%%
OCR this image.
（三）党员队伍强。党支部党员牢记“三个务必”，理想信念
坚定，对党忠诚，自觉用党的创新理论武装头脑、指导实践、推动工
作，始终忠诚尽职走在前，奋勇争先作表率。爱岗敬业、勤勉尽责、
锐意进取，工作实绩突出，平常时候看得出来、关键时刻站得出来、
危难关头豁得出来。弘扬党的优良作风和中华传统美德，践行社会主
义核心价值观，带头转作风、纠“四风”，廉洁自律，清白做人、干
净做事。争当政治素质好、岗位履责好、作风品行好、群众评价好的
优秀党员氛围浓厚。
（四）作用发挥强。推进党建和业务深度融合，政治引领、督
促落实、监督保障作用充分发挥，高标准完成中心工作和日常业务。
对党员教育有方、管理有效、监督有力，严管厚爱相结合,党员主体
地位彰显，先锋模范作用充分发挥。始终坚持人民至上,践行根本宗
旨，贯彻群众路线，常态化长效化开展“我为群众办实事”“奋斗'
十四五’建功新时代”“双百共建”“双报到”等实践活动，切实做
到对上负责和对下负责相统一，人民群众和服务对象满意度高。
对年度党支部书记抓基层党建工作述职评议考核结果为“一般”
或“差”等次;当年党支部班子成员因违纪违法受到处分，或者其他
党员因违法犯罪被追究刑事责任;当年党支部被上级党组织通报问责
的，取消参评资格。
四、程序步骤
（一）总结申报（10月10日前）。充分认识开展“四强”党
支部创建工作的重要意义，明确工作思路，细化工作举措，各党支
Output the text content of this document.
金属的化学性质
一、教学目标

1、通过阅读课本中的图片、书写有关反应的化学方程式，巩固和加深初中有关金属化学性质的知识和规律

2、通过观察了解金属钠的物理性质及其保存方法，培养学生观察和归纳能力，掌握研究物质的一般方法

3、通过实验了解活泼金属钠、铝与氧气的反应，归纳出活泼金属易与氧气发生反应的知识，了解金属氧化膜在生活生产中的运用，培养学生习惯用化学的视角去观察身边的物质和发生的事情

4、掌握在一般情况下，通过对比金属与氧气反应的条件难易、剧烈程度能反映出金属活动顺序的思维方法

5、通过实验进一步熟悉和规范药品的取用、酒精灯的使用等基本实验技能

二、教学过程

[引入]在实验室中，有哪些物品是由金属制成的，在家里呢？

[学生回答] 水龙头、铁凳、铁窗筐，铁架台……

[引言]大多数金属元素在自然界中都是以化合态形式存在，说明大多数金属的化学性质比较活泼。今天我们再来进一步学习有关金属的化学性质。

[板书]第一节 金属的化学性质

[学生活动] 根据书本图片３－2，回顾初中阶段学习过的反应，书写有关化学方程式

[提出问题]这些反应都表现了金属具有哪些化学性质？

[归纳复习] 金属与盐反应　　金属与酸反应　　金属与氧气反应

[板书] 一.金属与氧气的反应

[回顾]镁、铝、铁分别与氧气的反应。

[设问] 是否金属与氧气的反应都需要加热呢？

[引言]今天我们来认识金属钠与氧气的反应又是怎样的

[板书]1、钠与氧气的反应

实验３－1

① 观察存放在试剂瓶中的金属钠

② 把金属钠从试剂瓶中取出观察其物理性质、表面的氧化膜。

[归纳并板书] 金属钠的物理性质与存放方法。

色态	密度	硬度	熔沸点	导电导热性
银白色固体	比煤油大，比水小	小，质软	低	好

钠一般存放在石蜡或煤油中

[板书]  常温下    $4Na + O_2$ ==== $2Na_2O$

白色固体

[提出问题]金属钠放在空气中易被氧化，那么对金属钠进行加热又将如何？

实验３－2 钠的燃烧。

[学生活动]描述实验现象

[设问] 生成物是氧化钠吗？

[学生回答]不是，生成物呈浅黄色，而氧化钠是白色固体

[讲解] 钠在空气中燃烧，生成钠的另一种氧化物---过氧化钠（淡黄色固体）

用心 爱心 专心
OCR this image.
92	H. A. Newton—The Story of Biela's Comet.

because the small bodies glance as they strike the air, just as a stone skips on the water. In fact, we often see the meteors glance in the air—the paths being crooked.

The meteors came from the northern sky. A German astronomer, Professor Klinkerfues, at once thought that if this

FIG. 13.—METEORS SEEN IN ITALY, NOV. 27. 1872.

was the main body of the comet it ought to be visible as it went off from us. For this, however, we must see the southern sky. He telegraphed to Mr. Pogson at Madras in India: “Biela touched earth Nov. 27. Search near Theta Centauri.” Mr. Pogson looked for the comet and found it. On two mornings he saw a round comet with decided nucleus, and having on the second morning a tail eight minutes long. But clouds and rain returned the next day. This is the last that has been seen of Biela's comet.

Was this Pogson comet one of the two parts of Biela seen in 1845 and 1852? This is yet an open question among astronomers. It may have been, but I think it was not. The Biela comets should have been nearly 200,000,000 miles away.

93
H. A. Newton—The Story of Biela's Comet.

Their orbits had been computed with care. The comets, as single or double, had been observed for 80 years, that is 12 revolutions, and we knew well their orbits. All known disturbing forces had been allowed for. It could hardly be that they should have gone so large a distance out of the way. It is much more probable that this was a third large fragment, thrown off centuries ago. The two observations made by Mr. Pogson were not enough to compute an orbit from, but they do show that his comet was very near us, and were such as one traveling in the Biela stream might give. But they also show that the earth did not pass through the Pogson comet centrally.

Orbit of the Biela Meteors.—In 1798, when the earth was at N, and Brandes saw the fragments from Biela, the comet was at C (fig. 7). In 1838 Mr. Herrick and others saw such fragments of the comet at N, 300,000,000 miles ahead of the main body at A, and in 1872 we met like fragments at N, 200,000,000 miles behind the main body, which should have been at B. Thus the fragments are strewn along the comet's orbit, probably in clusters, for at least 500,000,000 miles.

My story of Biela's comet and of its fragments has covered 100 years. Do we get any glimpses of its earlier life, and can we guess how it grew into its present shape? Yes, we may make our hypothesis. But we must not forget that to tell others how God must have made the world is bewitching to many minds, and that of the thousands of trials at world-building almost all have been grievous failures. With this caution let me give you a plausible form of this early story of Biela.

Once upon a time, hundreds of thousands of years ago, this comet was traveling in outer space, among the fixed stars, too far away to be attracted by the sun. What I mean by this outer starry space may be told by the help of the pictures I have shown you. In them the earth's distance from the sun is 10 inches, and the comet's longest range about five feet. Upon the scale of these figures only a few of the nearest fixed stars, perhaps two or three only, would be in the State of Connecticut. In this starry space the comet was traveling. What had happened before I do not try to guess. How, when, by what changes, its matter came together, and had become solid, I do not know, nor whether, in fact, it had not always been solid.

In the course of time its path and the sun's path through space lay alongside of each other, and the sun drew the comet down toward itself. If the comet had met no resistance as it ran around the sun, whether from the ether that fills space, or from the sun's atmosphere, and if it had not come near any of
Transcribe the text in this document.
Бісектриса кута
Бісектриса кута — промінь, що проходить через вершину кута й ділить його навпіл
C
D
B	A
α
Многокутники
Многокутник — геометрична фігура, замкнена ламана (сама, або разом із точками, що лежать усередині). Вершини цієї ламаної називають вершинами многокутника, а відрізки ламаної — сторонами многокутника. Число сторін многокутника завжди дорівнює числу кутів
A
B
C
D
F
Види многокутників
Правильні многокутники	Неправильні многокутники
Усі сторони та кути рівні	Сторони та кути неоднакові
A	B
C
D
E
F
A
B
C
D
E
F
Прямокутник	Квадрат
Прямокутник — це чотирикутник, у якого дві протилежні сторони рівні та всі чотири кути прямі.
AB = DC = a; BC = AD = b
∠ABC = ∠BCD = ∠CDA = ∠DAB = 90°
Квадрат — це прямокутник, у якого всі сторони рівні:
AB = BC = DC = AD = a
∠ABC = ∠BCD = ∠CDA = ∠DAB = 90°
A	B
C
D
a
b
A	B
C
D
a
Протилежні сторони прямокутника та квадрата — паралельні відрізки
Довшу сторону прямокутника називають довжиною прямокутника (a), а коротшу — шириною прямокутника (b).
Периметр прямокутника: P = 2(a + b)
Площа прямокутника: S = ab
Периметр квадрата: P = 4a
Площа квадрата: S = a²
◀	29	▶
%%
Reply with one number: the count of lines in the entries that include the word "document".

*Finished task*.
2